(Data records)
* * * * * * *

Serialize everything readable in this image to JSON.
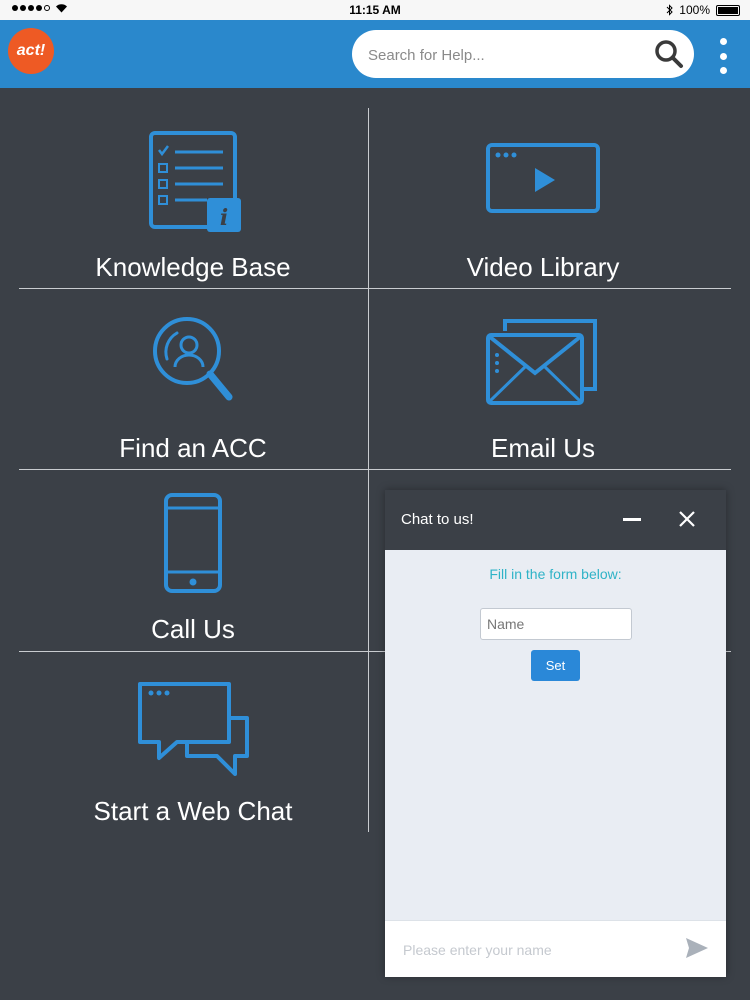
{
  "status_bar": {
    "time": "11:15 AM",
    "battery": "100%",
    "signal_icon": "signal-dots-icon",
    "wifi_icon": "wifi-icon",
    "bluetooth_icon": "bluetooth-icon"
  },
  "header": {
    "logo_text": "act!",
    "search": {
      "placeholder": "Search for Help..."
    },
    "search_icon": "search-icon",
    "menu_icon": "more-vertical-icon"
  },
  "tiles": [
    {
      "label": "Knowledge Base",
      "icon": "knowledge-base-icon"
    },
    {
      "label": "Video Library",
      "icon": "video-player-icon"
    },
    {
      "label": "Find an ACC",
      "icon": "find-person-icon"
    },
    {
      "label": "Email Us",
      "icon": "envelope-icon"
    },
    {
      "label": "Call Us",
      "icon": "smartphone-icon"
    },
    {
      "label": "Start a Web Chat",
      "icon": "chat-bubbles-icon"
    }
  ],
  "chat": {
    "title": "Chat to us!",
    "prompt": "Fill in the form below:",
    "name_placeholder": "Name",
    "set_label": "Set",
    "message_placeholder": "Please enter your name",
    "minimize_icon": "minimize-icon",
    "close_icon": "close-icon",
    "send_icon": "send-icon"
  },
  "colors": {
    "background": "#3b4047",
    "header": "#2a88cc",
    "icon_blue": "#2f8fd8",
    "logo": "#ee5a24",
    "prompt_teal": "#2fb3c7",
    "button_blue": "#2a88d8"
  }
}
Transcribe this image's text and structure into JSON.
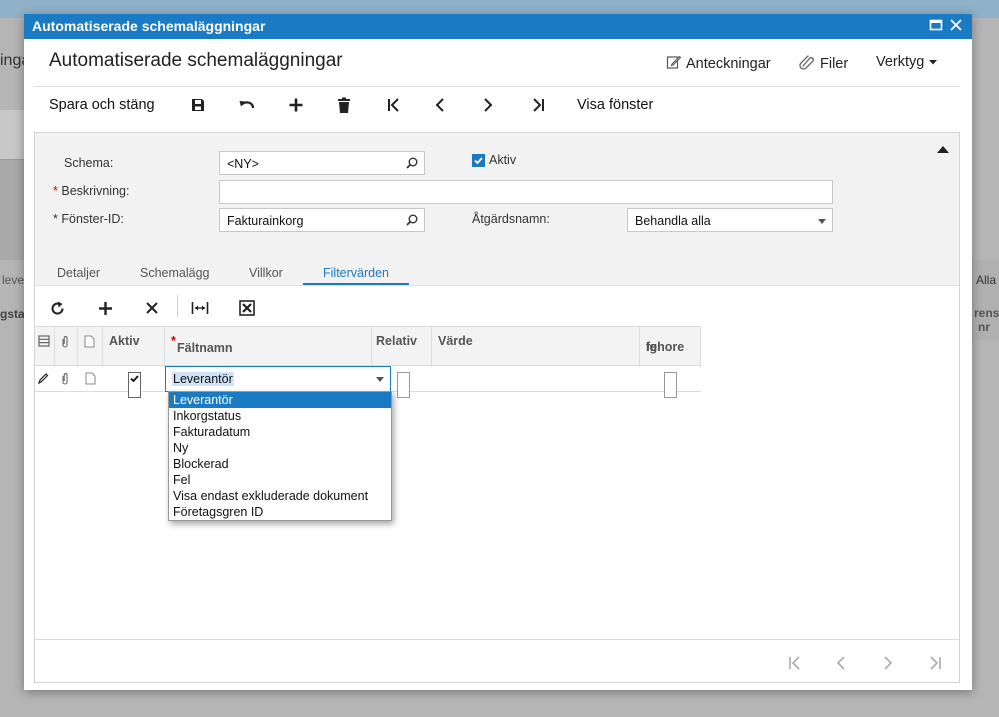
{
  "background": {
    "left_title": "inga",
    "left_text_1": "leve",
    "left_text_2": "gsta",
    "right_text_1": "Alla",
    "right_text_2": "rens",
    "right_text_3": "nr"
  },
  "dialog": {
    "title": "Automatiserade schemaläggningar",
    "page_title": "Automatiserade schemaläggningar",
    "header_links": {
      "notes": "Anteckningar",
      "files": "Filer",
      "tools": "Verktyg"
    },
    "toolbar": {
      "save_close": "Spara och stäng",
      "show_window": "Visa fönster"
    },
    "form": {
      "schema_label": "Schema:",
      "schema_value": "<NY>",
      "active_label": "Aktiv",
      "active_checked": true,
      "description_label": "Beskrivning:",
      "description_value": "",
      "window_id_label": "Fönster-ID:",
      "window_id_value": "Fakturainkorg",
      "action_label": "Åtgärdsnamn:",
      "action_value": "Behandla alla"
    },
    "tabs": [
      {
        "label": "Detaljer"
      },
      {
        "label": "Schemalägg"
      },
      {
        "label": "Villkor"
      },
      {
        "label": "Filtervärden"
      }
    ],
    "active_tab": "Filtervärden",
    "grid": {
      "columns": {
        "active": "Aktiv",
        "field_name": "Fältnamn",
        "relative": "Relativ",
        "value": "Värde",
        "ignore_error_1": "Ignore",
        "ignore_error_2": "fel"
      },
      "row": {
        "active": true,
        "field_name": "Leverantör",
        "relative": false,
        "value": "",
        "ignore_error": false
      }
    },
    "dropdown_options": [
      "Leverantör",
      "Inkorgstatus",
      "Fakturadatum",
      "Ny",
      "Blockerad",
      "Fel",
      "Visa endast exkluderade dokument",
      "Företagsgren ID"
    ],
    "dropdown_selected": "Leverantör"
  },
  "colors": {
    "accent": "#1a7bc4",
    "required": "#dd0000"
  }
}
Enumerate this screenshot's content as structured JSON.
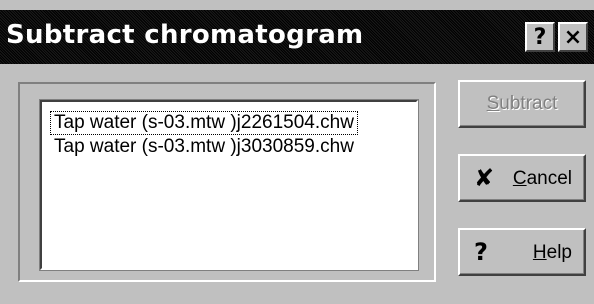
{
  "window": {
    "title": "Subtract chromatogram",
    "help_button": "?",
    "close_button": "×"
  },
  "list": {
    "items": [
      "Tap water (s-03.mtw  )j2261504.chw",
      "Tap water (s-03.mtw  )j3030859.chw"
    ],
    "selected_index": 0
  },
  "buttons": {
    "subtract": {
      "mnemonic": "S",
      "rest": "ubtract",
      "enabled": false
    },
    "cancel": {
      "icon": "x-mark-icon",
      "glyph": "✘",
      "mnemonic": "C",
      "rest": "ancel"
    },
    "help": {
      "icon": "question-icon",
      "glyph": "?",
      "mnemonic": "H",
      "rest": "elp"
    }
  },
  "colors": {
    "face": "#c0c0c0",
    "titlebar": "#000000",
    "disabled_text": "#808080"
  }
}
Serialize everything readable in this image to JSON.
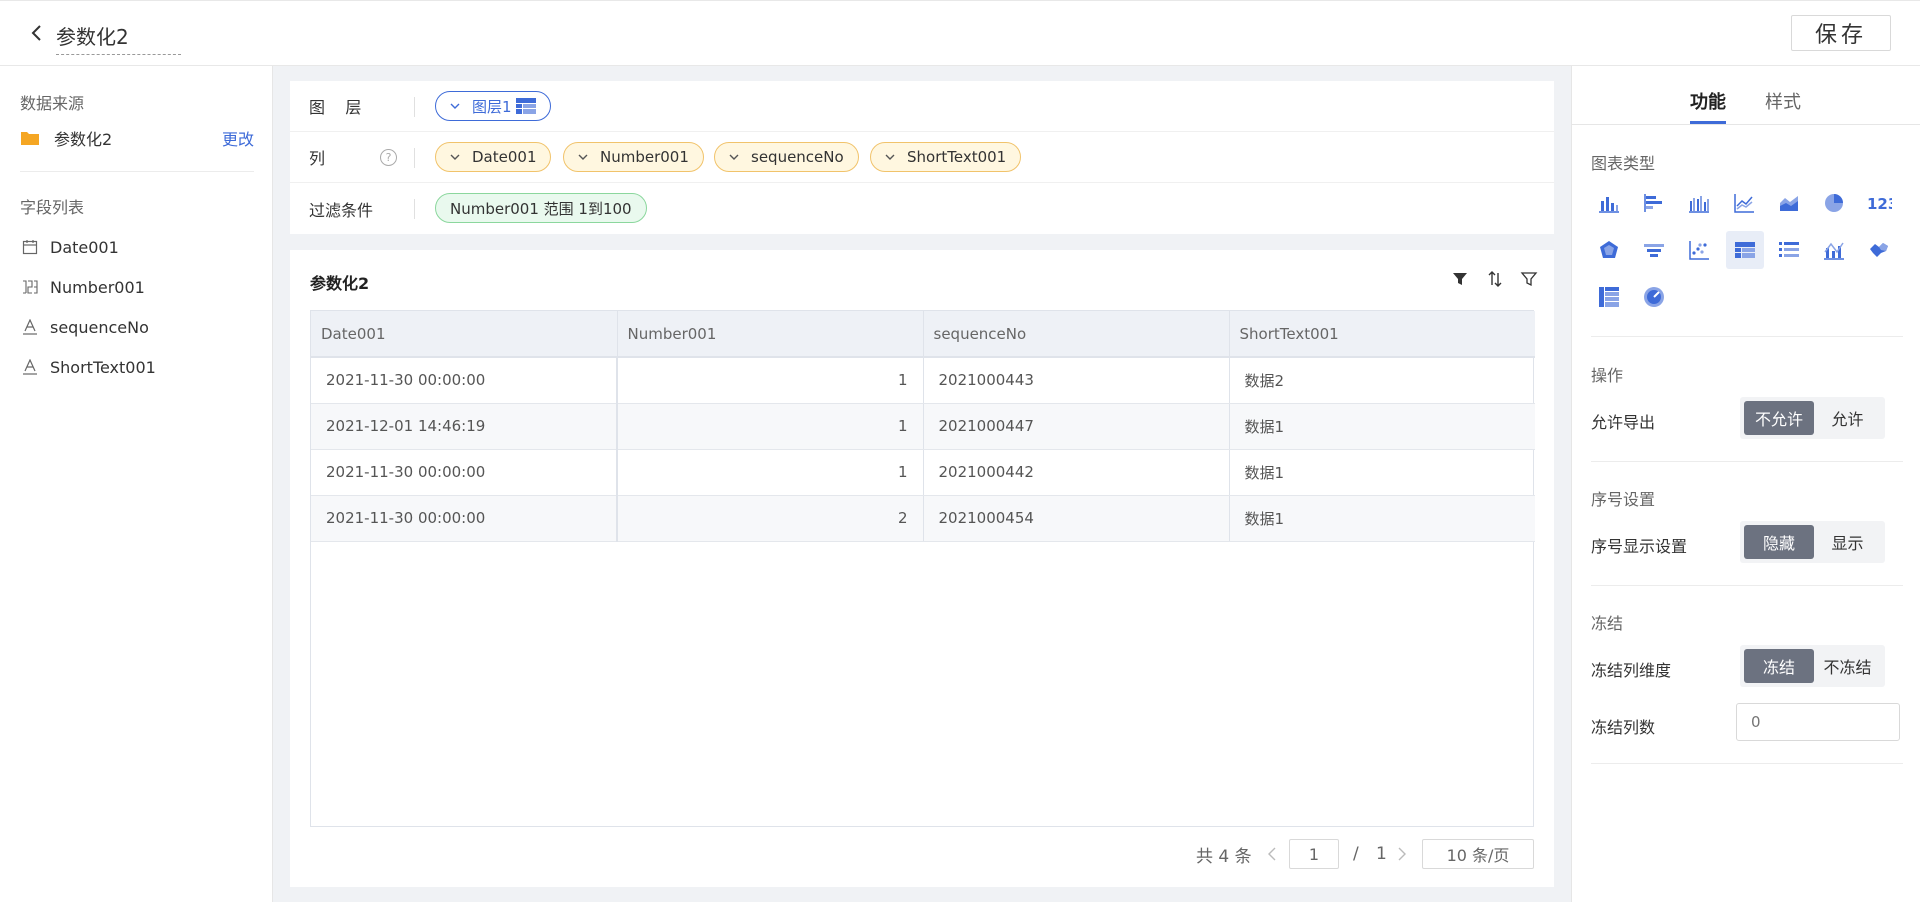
{
  "header": {
    "title": "参数化2",
    "save_label": "保存"
  },
  "sidebar": {
    "datasource_title": "数据来源",
    "datasource_name": "参数化2",
    "change_label": "更改",
    "fields_title": "字段列表",
    "fields": [
      {
        "label": "Date001",
        "icon": "calendar-icon"
      },
      {
        "label": "Number001",
        "icon": "number-icon"
      },
      {
        "label": "sequenceNo",
        "icon": "text-icon"
      },
      {
        "label": "ShortText001",
        "icon": "text-icon"
      }
    ]
  },
  "config": {
    "layer_label": "图    层",
    "layer_pill": "图层1",
    "columns_label": "列",
    "columns": [
      "Date001",
      "Number001",
      "sequenceNo",
      "ShortText001"
    ],
    "filter_label": "过滤条件",
    "filter_pill": "Number001 范围 1到100"
  },
  "table": {
    "title": "参数化2",
    "headers": [
      "Date001",
      "Number001",
      "sequenceNo",
      "ShortText001"
    ],
    "rows": [
      [
        "2021-11-30 00:00:00",
        "1",
        "2021000443",
        "数据2"
      ],
      [
        "2021-12-01 14:46:19",
        "1",
        "2021000447",
        "数据1"
      ],
      [
        "2021-11-30 00:00:00",
        "1",
        "2021000442",
        "数据1"
      ],
      [
        "2021-11-30 00:00:00",
        "2",
        "2021000454",
        "数据1"
      ]
    ]
  },
  "pagination": {
    "total": "共 4 条",
    "page": "1",
    "separator": "/",
    "pages": "1",
    "page_size": "10 条/页"
  },
  "right_panel": {
    "tabs": [
      "功能",
      "样式"
    ],
    "chart_type_title": "图表类型",
    "ops_title": "操作",
    "allow_export_label": "允许导出",
    "allow_export_options": [
      "不允许",
      "允许"
    ],
    "seq_title": "序号设置",
    "seq_display_label": "序号显示设置",
    "seq_display_options": [
      "隐藏",
      "显示"
    ],
    "freeze_title": "冻结",
    "freeze_dim_label": "冻结列维度",
    "freeze_dim_options": [
      "冻结",
      "不冻结"
    ],
    "freeze_count_label": "冻结列数",
    "freeze_count_placeholder": "0"
  },
  "colors": {
    "accent": "#3e6bd8",
    "segment_active": "#6c7280"
  }
}
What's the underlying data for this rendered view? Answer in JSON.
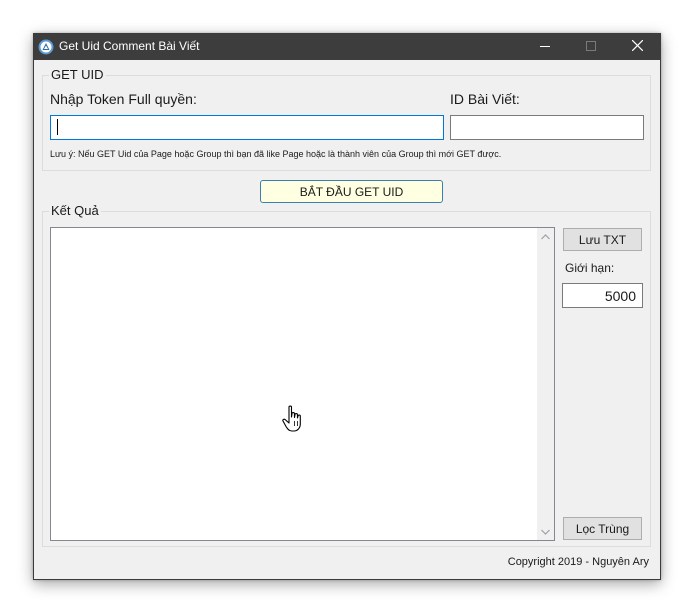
{
  "window": {
    "title": "Get Uid Comment Bài Viết",
    "app_icon": "triangle-logo-icon",
    "controls": {
      "minimize_icon": "minimize-icon",
      "maximize_icon": "maximize-icon",
      "close_icon": "close-icon"
    }
  },
  "get_uid_group": {
    "legend": "GET UID",
    "token_label": "Nhập Token Full quyền:",
    "token_value": "",
    "post_id_label": "ID Bài Viết:",
    "post_id_value": "",
    "note": "Lưu ý: Nếu GET Uid của Page hoặc Group thì bạn đã like Page hoặc là thành viên của Group thì mới GET được."
  },
  "start_button": {
    "label": "BẮT ĐẦU GET UID"
  },
  "result_group": {
    "legend": "Kết Quả",
    "output_text": "",
    "save_button": "Lưu TXT",
    "limit_label": "Giới hạn:",
    "limit_value": "5000",
    "dedupe_button": "Lọc Trùng"
  },
  "footer": {
    "copyright": "Copyright 2019 - Nguyên Ary"
  },
  "colors": {
    "titlebar": "#3d3d3d",
    "window_bg": "#f0f0f0",
    "focus_border": "#0078d7",
    "start_button_bg": "#ffffe1"
  }
}
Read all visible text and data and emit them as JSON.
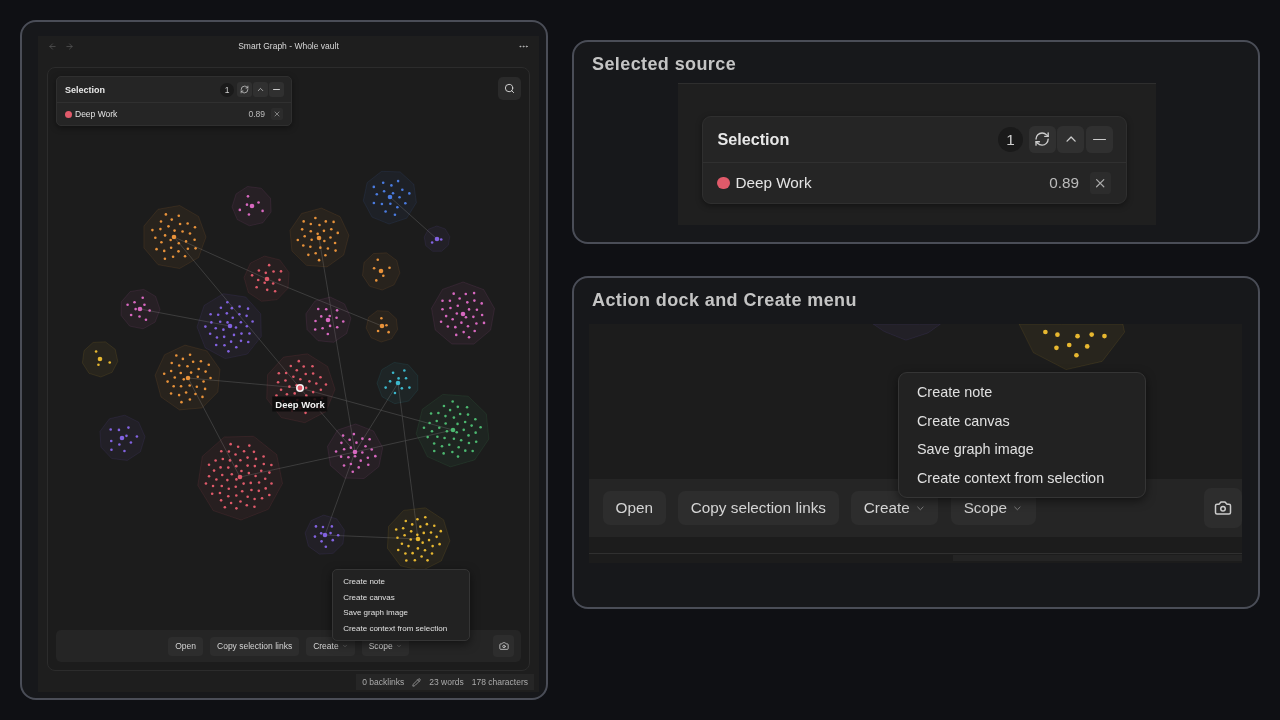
{
  "window": {
    "title": "Smart Graph - Whole vault"
  },
  "selection": {
    "title": "Selection",
    "count": "1",
    "items": [
      {
        "name": "Deep Work",
        "color": "#e05a6a",
        "score": "0.89"
      }
    ]
  },
  "graph": {
    "focus_label": "Deep Work"
  },
  "dock": {
    "buttons": [
      {
        "label": "Open",
        "kind": "plain"
      },
      {
        "label": "Copy selection links",
        "kind": "plain"
      },
      {
        "label": "Create",
        "kind": "dropdown"
      },
      {
        "label": "Scope",
        "kind": "dropdown"
      }
    ],
    "create_menu": [
      "Create note",
      "Create canvas",
      "Save graph image",
      "Create context from selection"
    ]
  },
  "status_bar": {
    "backlinks": "0 backlinks",
    "words": "23 words",
    "characters": "178 characters"
  },
  "callouts": {
    "selected_source": {
      "title": "Selected source",
      "selection": {
        "title": "Selection",
        "count": "1",
        "items": [
          {
            "name": "Deep Work",
            "color": "#e05a6a",
            "score": "0.89"
          }
        ]
      }
    },
    "action_dock": {
      "title": "Action dock and Create menu",
      "dock": {
        "buttons": [
          {
            "label": "Open",
            "kind": "plain"
          },
          {
            "label": "Copy selection links",
            "kind": "plain"
          },
          {
            "label": "Create",
            "kind": "dropdown"
          },
          {
            "label": "Scope",
            "kind": "dropdown"
          }
        ],
        "create_menu": [
          "Create note",
          "Create canvas",
          "Save graph image",
          "Create context from selection"
        ]
      }
    }
  }
}
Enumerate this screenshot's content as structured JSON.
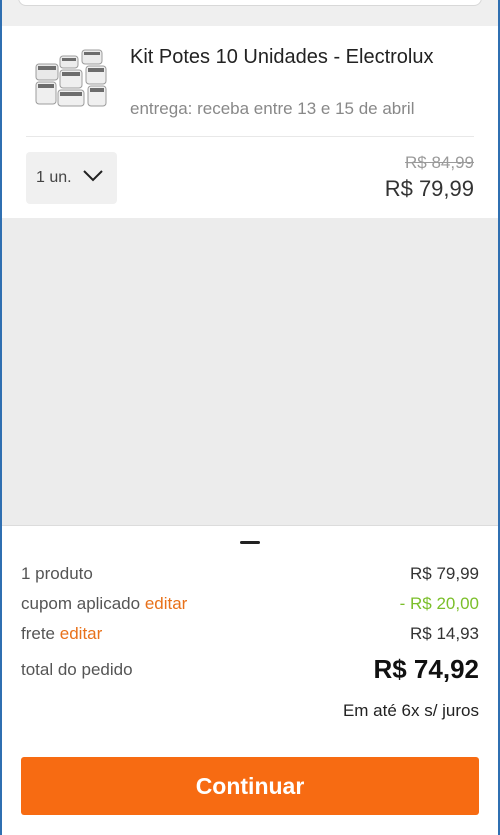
{
  "product": {
    "name": "Kit Potes 10 Unidades - Electrolux",
    "delivery": "entrega: receba entre 13 e 15 de abril",
    "quantity": "1 un.",
    "old_price": "R$ 84,99",
    "price": "R$ 79,99",
    "image_icon": "food-containers-set"
  },
  "summary": {
    "products_label": "1 produto",
    "products_value": "R$ 79,99",
    "coupon_label": "cupom aplicado",
    "coupon_edit": "editar",
    "coupon_value": "- R$ 20,00",
    "shipping_label": "frete",
    "shipping_edit": "editar",
    "shipping_value": "R$ 14,93",
    "total_label": "total do pedido",
    "total_value": "R$ 74,92",
    "installments": "Em até 6x s/ juros",
    "continue_label": "Continuar"
  },
  "colors": {
    "accent": "#f76b12",
    "discount": "#7bbf2a",
    "edit_link": "#e8711a"
  }
}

* * * * * * *

List every line in the records above that contains the word "Leverantör".

Written answer:
        "field_name": "Leverantör",
      "Leverantör",
    "dropdown_selected": "Leverantör"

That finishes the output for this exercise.